Your task is to print all of the material verbatim.

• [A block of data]
## START

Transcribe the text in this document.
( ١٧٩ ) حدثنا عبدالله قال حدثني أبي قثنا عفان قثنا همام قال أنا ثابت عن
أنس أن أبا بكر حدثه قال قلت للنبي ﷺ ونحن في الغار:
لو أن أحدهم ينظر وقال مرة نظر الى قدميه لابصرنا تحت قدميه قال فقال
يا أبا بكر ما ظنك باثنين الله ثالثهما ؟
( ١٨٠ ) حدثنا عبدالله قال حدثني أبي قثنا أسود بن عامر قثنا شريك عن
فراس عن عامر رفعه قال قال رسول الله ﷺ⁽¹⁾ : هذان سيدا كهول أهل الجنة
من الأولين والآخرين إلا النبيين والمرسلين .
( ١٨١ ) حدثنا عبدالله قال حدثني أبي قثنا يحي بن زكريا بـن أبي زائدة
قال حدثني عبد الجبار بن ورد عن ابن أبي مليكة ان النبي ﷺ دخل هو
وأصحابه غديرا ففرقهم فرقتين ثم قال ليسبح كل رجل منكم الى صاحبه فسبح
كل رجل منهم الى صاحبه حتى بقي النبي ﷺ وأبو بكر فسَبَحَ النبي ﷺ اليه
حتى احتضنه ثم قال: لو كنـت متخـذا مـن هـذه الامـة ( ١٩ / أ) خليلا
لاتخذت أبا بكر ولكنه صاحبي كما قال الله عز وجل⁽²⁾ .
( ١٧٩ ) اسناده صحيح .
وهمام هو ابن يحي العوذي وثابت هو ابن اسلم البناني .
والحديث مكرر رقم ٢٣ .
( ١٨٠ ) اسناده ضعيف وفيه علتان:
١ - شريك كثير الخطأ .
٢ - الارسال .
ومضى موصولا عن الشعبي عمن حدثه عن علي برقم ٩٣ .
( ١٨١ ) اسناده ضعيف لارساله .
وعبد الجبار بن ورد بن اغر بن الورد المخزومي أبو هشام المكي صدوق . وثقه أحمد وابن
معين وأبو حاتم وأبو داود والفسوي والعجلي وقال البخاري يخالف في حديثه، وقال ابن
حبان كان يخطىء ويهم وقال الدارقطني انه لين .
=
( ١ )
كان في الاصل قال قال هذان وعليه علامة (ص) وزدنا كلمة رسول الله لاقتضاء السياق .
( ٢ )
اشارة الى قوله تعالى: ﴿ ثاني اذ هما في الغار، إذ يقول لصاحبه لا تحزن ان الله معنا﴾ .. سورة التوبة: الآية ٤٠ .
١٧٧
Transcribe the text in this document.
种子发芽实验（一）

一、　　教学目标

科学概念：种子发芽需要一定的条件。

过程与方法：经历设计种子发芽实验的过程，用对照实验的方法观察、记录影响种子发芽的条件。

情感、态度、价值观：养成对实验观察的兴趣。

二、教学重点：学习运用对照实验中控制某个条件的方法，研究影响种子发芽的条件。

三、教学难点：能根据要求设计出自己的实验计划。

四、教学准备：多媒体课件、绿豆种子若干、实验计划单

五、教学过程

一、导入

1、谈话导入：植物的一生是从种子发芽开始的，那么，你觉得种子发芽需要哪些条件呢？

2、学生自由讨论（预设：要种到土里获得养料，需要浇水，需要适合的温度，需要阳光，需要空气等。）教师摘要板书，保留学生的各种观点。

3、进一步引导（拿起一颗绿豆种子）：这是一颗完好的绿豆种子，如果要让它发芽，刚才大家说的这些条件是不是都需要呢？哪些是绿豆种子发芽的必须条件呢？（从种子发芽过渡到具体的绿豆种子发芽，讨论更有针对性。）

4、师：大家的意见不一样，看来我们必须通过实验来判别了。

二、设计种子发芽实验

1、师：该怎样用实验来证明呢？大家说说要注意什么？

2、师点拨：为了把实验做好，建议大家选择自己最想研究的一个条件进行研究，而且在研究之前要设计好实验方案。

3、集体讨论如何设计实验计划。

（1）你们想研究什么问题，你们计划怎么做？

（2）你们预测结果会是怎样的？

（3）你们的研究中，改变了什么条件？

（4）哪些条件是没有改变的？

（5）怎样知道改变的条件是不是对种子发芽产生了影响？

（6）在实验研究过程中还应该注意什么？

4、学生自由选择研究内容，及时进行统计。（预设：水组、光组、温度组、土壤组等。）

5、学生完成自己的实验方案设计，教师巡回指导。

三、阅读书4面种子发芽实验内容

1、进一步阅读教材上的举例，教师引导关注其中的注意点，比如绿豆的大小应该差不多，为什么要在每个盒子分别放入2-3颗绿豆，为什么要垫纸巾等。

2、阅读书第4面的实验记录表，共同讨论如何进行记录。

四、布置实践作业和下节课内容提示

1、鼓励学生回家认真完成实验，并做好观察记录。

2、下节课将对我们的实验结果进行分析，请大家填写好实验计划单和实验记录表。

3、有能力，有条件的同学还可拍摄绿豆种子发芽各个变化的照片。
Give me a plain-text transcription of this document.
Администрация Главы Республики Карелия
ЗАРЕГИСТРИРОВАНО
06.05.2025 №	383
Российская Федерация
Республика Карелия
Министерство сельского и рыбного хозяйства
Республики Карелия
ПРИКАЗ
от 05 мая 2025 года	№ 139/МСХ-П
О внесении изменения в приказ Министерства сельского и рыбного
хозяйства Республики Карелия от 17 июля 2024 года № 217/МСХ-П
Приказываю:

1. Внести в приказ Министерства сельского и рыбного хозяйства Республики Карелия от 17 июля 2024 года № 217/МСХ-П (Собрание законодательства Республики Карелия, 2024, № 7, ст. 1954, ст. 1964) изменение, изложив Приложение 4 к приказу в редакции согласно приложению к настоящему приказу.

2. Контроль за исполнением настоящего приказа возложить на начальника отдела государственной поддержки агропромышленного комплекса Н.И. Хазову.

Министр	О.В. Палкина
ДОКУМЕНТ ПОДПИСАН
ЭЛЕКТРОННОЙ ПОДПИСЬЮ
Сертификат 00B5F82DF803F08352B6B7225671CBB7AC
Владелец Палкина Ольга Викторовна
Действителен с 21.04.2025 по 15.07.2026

## END

• [RESPONSE TO THE EXERCISE]
Transcribe the text in this document.
( ١٧٩ ) حدثنا عبدالله قال حدثني أبي قثنا عفان قثنا همام قال أنا ثابت عن
أنس أن أبا بكر حدثه قال قلت للنبي ﷺ ونحن في الغار:
لو أن أحدهم ينظر وقال مرة نظر الى قدميه لابصرنا تحت قدميه قال فقال
يا أبا بكر ما ظنك باثنين الله ثالثهما ؟
( ١٨٠ ) حدثنا عبدالله قال حدثني أبي قثنا أسود بن عامر قثنا شريك عن
فراس عن عامر رفعه قال قال رسول الله ﷺ⁽¹⁾ : هذان سيدا كهول أهل الجنة
من الأولين والآخرين إلا النبيين والمرسلين .
( ١٨١ ) حدثنا عبدالله قال حدثني أبي قثنا يحي بن زكريا بـن أبي زائدة
قال حدثني عبد الجبار بن ورد عن ابن أبي مليكة ان النبي ﷺ دخل هو
وأصحابه غديرا ففرقهم فرقتين ثم قال ليسبح كل رجل منكم الى صاحبه فسبح
كل رجل منهم الى صاحبه حتى بقي النبي ﷺ وأبو بكر فسَبَحَ النبي ﷺ اليه
حتى احتضنه ثم قال: لو كنـت متخـذا مـن هـذه الامـة ( ١٩ / أ) خليلا
لاتخذت أبا بكر ولكنه صاحبي كما قال الله عز وجل⁽²⁾ .
( ١٧٩ ) اسناده صحيح .
وهمام هو ابن يحي العوذي وثابت هو ابن اسلم البناني .
والحديث مكرر رقم ٢٣ .
( ١٨٠ ) اسناده ضعيف وفيه علتان:
١ - شريك كثير الخطأ .
٢ - الارسال .
ومضى موصولا عن الشعبي عمن حدثه عن علي برقم ٩٣ .
( ١٨١ ) اسناده ضعيف لارساله .
وعبد الجبار بن ورد بن اغر بن الورد المخزومي أبو هشام المكي صدوق . وثقه أحمد وابن
معين وأبو حاتم وأبو داود والفسوي والعجلي وقال البخاري يخالف في حديثه، وقال ابن
حبان كان يخطىء ويهم وقال الدارقطني انه لين .
=
( ١ )
كان في الاصل قال قال هذان وعليه علامة (ص) وزدنا كلمة رسول الله لاقتضاء السياق .
( ٢ )
اشارة الى قوله تعالى: ﴿ ثاني اذ هما في الغار، إذ يقول لصاحبه لا تحزن ان الله معنا﴾ .. سورة التوبة: الآية ٤٠ .
١٧٧
Transcribe the text in this document.
种子发芽实验（一）

一、　　教学目标

科学概念：种子发芽需要一定的条件。

过程与方法：经历设计种子发芽实验的过程，用对照实验的方法观察、记录影响种子发芽的条件。

情感、态度、价值观：养成对实验观察的兴趣。

二、教学重点：学习运用对照实验中控制某个条件的方法，研究影响种子发芽的条件。

三、教学难点：能根据要求设计出自己的实验计划。

四、教学准备：多媒体课件、绿豆种子若干、实验计划单

五、教学过程

一、导入

1、谈话导入：植物的一生是从种子发芽开始的，那么，你觉得种子发芽需要哪些条件呢？

2、学生自由讨论（预设：要种到土里获得养料，需要浇水，需要适合的温度，需要阳光，需要空气等。）教师摘要板书，保留学生的各种观点。

3、进一步引导（拿起一颗绿豆种子）：这是一颗完好的绿豆种子，如果要让它发芽，刚才大家说的这些条件是不是都需要呢？哪些是绿豆种子发芽的必须条件呢？（从种子发芽过渡到具体的绿豆种子发芽，讨论更有针对性。）

4、师：大家的意见不一样，看来我们必须通过实验来判别了。

二、设计种子发芽实验

1、师：该怎样用实验来证明呢？大家说说要注意什么？

2、师点拨：为了把实验做好，建议大家选择自己最想研究的一个条件进行研究，而且在研究之前要设计好实验方案。

3、集体讨论如何设计实验计划。

（1）你们想研究什么问题，你们计划怎么做？

（2）你们预测结果会是怎样的？

（3）你们的研究中，改变了什么条件？

（4）哪些条件是没有改变的？

（5）怎样知道改变的条件是不是对种子发芽产生了影响？

（6）在实验研究过程中还应该注意什么？

4、学生自由选择研究内容，及时进行统计。（预设：水组、光组、温度组、土壤组等。）

5、学生完成自己的实验方案设计，教师巡回指导。

三、阅读书4面种子发芽实验内容

1、进一步阅读教材上的举例，教师引导关注其中的注意点，比如绿豆的大小应该差不多，为什么要在每个盒子分别放入2-3颗绿豆，为什么要垫纸巾等。

2、阅读书第4面的实验记录表，共同讨论如何进行记录。

四、布置实践作业和下节课内容提示

1、鼓励学生回家认真完成实验，并做好观察记录。

2、下节课将对我们的实验结果进行分析，请大家填写好实验计划单和实验记录表。

3、有能力，有条件的同学还可拍摄绿豆种子发芽各个变化的照片。
Give me a plain-text transcription of this document.
Администрация Главы Республики Карелия
ЗАРЕГИСТРИРОВАНО
06.05.2025 №	383
Российская Федерация
Республика Карелия
Министерство сельского и рыбного хозяйства
Республики Карелия
ПРИКАЗ
от 05 мая 2025 года	№ 139/МСХ-П
О внесении изменения в приказ Министерства сельского и рыбного
хозяйства Республики Карелия от 17 июля 2024 года № 217/МСХ-П
Приказываю:

1. Внести в приказ Министерства сельского и рыбного хозяйства Республики Карелия от 17 июля 2024 года № 217/МСХ-П (Собрание законодательства Республики Карелия, 2024, № 7, ст. 1954, ст. 1964) изменение, изложив Приложение 4 к приказу в редакции согласно приложению к настоящему приказу.

2. Контроль за исполнением настоящего приказа возложить на начальника отдела государственной поддержки агропромышленного комплекса Н.И. Хазову.

Министр	О.В. Палкина
ДОКУМЕНТ ПОДПИСАН
ЭЛЕКТРОННОЙ ПОДПИСЬЮ
Сертификат 00B5F82DF803F08352B6B7225671CBB7AC
Владелец Палкина Ольга Викторовна
Действителен с 21.04.2025 по 15.07.2026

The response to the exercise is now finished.